§ TASK INSTRUCTIONS: Check every line of the entries for "レコーディング", and copy the lines that hold it.

+-------+

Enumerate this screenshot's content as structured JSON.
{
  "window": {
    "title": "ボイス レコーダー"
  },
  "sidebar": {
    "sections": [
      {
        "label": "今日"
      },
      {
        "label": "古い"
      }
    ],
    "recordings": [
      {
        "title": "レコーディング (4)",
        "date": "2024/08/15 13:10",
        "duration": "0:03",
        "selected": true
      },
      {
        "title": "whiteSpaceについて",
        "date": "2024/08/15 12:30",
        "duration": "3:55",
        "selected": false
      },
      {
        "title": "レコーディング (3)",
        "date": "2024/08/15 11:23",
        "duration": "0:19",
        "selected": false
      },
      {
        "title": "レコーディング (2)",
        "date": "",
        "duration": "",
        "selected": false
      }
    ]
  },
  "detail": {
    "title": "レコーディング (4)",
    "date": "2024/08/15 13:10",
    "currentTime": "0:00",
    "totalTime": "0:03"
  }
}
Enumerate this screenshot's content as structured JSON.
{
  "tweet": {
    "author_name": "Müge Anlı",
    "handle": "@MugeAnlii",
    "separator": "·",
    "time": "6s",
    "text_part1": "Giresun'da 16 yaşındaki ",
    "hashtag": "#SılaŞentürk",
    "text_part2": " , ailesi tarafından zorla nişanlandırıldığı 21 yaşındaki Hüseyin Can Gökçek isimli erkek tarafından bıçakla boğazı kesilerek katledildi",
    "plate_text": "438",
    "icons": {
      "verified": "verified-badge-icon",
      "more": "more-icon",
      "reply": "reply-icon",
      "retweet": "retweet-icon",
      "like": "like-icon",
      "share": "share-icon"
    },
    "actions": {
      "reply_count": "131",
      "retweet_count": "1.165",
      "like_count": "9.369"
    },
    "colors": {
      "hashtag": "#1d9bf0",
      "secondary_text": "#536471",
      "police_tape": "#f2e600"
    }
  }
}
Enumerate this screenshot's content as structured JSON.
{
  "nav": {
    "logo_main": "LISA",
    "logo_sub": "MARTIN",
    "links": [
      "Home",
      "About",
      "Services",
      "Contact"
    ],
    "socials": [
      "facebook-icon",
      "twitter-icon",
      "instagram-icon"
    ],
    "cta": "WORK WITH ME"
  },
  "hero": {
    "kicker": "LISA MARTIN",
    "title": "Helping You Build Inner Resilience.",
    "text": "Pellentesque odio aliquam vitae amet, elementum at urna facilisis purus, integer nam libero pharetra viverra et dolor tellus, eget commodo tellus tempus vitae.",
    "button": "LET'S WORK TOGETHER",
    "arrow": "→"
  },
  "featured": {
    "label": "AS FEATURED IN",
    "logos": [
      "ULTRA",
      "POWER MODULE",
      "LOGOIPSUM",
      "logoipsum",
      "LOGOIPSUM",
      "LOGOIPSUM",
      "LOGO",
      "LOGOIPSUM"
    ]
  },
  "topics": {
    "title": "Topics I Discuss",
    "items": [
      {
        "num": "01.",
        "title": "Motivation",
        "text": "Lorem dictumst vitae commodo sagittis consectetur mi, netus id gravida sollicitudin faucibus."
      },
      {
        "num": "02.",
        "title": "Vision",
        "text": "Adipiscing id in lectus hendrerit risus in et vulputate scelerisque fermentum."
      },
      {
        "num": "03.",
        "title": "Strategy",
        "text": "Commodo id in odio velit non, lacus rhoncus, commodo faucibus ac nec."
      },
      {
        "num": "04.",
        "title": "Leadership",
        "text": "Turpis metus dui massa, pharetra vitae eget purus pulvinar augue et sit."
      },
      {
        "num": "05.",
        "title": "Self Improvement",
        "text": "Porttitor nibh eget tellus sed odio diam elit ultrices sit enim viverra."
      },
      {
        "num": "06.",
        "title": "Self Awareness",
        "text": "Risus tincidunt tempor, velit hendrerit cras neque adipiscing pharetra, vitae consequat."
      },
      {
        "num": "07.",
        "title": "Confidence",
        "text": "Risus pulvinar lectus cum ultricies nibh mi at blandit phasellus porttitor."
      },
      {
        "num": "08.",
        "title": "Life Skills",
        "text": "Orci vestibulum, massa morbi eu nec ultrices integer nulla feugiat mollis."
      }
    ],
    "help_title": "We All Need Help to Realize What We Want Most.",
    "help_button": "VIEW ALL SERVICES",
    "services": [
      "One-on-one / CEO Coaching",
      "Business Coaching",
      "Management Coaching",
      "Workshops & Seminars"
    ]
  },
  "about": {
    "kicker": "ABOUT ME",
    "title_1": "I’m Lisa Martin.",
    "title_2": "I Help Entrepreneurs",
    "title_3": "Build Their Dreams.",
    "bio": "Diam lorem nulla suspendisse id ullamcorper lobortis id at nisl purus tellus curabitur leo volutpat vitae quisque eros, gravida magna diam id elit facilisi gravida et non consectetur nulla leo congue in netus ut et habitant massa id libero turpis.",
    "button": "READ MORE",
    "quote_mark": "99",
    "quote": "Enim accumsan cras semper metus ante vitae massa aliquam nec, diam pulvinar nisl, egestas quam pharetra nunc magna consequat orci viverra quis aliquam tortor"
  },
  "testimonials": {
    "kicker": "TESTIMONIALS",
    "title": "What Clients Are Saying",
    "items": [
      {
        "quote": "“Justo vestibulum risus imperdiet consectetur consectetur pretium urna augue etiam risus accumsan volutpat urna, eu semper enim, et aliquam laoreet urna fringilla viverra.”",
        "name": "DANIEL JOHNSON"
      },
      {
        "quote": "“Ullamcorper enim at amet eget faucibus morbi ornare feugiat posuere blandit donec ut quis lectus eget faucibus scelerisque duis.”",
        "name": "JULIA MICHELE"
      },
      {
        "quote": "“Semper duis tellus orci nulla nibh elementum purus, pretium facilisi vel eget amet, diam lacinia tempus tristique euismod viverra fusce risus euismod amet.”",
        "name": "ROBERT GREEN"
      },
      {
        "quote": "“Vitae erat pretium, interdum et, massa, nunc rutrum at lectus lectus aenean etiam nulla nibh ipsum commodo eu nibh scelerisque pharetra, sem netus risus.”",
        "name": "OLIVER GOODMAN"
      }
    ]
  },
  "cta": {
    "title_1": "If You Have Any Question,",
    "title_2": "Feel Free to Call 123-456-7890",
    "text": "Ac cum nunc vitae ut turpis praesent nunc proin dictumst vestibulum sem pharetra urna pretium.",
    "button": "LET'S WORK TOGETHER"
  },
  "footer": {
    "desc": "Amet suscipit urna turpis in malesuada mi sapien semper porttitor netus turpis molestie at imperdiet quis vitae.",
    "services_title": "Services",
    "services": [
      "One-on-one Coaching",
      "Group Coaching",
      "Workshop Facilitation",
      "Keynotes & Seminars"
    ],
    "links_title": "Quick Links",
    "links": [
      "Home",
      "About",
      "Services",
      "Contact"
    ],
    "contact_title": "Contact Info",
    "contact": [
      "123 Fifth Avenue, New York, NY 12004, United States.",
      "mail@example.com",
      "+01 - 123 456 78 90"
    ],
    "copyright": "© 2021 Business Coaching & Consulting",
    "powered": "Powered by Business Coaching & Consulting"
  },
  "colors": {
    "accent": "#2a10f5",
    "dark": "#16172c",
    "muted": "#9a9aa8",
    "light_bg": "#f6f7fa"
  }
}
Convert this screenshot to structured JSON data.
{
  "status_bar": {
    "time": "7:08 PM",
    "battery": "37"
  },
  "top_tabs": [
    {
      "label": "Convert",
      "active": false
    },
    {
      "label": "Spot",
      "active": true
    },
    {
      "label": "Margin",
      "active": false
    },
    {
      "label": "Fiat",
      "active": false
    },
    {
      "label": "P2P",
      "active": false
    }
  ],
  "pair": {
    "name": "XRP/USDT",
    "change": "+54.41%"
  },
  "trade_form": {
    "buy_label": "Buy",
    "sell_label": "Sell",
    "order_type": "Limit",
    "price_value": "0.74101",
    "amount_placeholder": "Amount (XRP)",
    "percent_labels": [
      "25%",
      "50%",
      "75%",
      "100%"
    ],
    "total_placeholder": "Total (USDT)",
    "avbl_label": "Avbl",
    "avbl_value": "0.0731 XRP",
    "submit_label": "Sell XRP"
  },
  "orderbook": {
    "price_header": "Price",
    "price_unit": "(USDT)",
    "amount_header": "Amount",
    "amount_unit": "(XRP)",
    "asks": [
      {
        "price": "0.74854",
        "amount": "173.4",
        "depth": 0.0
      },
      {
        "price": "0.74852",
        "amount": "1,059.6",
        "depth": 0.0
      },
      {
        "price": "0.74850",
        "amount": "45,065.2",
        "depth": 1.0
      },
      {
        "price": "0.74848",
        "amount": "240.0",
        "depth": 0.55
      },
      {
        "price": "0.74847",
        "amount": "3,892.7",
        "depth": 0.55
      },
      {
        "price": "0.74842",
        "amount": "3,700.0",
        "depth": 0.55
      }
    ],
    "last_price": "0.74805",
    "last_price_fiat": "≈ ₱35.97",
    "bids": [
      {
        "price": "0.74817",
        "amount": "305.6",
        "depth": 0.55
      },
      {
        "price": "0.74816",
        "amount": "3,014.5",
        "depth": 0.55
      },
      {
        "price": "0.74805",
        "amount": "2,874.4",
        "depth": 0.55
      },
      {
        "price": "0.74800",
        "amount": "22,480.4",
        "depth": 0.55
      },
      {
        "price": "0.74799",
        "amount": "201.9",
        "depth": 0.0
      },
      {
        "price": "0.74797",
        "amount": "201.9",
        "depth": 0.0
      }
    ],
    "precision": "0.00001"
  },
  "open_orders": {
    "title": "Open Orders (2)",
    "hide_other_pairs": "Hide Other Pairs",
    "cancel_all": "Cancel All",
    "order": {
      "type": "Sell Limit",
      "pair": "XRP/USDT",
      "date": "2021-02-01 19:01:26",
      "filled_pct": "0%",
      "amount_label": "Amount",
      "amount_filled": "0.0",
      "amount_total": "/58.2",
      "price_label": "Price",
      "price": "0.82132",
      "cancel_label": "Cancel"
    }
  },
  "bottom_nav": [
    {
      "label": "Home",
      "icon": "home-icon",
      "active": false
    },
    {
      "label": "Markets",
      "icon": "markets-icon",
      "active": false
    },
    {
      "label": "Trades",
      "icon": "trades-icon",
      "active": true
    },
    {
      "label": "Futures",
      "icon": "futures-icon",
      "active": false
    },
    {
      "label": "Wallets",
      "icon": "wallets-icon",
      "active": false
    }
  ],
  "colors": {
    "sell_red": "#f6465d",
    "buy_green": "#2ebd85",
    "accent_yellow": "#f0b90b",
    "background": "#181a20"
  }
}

+-------+

§ FULL ANSWER:
        "title": "レコーディング (4)",
        "title": "レコーディング (3)",
        "title": "レコーディング (2)",
    "title": "レコーディング (4)",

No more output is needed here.